**The problem:** List each line in which the string "μονάδα" appears.

== Provided records

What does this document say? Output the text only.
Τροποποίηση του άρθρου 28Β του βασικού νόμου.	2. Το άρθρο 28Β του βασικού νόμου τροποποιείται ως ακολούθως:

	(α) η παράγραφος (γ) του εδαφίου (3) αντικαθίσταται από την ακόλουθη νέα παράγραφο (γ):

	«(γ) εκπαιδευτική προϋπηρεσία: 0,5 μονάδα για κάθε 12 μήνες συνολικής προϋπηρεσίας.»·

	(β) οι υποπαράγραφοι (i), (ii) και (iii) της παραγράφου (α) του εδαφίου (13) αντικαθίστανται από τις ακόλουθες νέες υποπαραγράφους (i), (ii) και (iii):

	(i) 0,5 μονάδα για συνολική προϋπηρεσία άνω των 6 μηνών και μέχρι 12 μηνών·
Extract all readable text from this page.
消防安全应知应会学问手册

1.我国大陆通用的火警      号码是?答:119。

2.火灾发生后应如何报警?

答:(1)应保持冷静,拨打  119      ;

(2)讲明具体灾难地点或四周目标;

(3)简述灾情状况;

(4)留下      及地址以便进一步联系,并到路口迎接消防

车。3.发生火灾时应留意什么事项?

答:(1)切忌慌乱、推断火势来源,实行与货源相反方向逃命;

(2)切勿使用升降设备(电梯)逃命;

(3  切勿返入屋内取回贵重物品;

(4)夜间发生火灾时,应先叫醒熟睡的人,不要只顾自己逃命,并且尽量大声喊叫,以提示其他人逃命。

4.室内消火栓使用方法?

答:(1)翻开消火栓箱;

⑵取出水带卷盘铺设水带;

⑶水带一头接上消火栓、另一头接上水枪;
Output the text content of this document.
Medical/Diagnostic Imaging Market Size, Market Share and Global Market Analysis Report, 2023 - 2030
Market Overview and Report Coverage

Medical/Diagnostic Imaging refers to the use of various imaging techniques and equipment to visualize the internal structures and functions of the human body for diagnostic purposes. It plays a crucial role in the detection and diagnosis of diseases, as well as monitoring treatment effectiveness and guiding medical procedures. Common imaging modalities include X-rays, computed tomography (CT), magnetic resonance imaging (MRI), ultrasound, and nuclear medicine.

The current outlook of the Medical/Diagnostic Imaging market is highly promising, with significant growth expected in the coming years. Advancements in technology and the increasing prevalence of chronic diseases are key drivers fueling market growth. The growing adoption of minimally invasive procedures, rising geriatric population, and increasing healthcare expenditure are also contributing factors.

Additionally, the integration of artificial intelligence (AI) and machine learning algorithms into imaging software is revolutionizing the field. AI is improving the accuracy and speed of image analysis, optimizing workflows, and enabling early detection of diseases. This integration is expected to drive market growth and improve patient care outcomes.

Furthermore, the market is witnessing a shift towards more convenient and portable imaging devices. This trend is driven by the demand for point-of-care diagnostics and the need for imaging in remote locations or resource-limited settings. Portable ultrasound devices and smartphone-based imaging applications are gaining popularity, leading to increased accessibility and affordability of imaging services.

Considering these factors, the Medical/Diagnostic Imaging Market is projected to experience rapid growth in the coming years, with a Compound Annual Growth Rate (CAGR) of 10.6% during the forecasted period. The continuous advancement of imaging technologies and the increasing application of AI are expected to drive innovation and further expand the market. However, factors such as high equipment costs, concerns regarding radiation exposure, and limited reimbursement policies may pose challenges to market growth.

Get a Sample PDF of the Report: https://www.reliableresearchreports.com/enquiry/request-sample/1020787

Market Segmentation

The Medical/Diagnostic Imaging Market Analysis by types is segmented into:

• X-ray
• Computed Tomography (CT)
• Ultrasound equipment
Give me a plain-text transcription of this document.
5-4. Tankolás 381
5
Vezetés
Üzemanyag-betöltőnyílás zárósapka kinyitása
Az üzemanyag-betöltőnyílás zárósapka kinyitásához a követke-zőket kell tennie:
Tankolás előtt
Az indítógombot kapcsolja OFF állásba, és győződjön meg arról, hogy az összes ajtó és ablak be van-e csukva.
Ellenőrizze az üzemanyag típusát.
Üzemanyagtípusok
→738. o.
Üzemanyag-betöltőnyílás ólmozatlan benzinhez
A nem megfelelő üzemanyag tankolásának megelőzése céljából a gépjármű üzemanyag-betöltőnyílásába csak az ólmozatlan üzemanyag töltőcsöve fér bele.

====

**Exercise result:**
	«(γ) εκπαιδευτική προϋπηρεσία: 0,5 μονάδα για κάθε 12 μήνες συνολικής προϋπηρεσίας.»·
	(i) 0,5 μονάδα για συνολική προϋπηρεσία άνω των 6 μηνών και μέχρι 12 μηνών·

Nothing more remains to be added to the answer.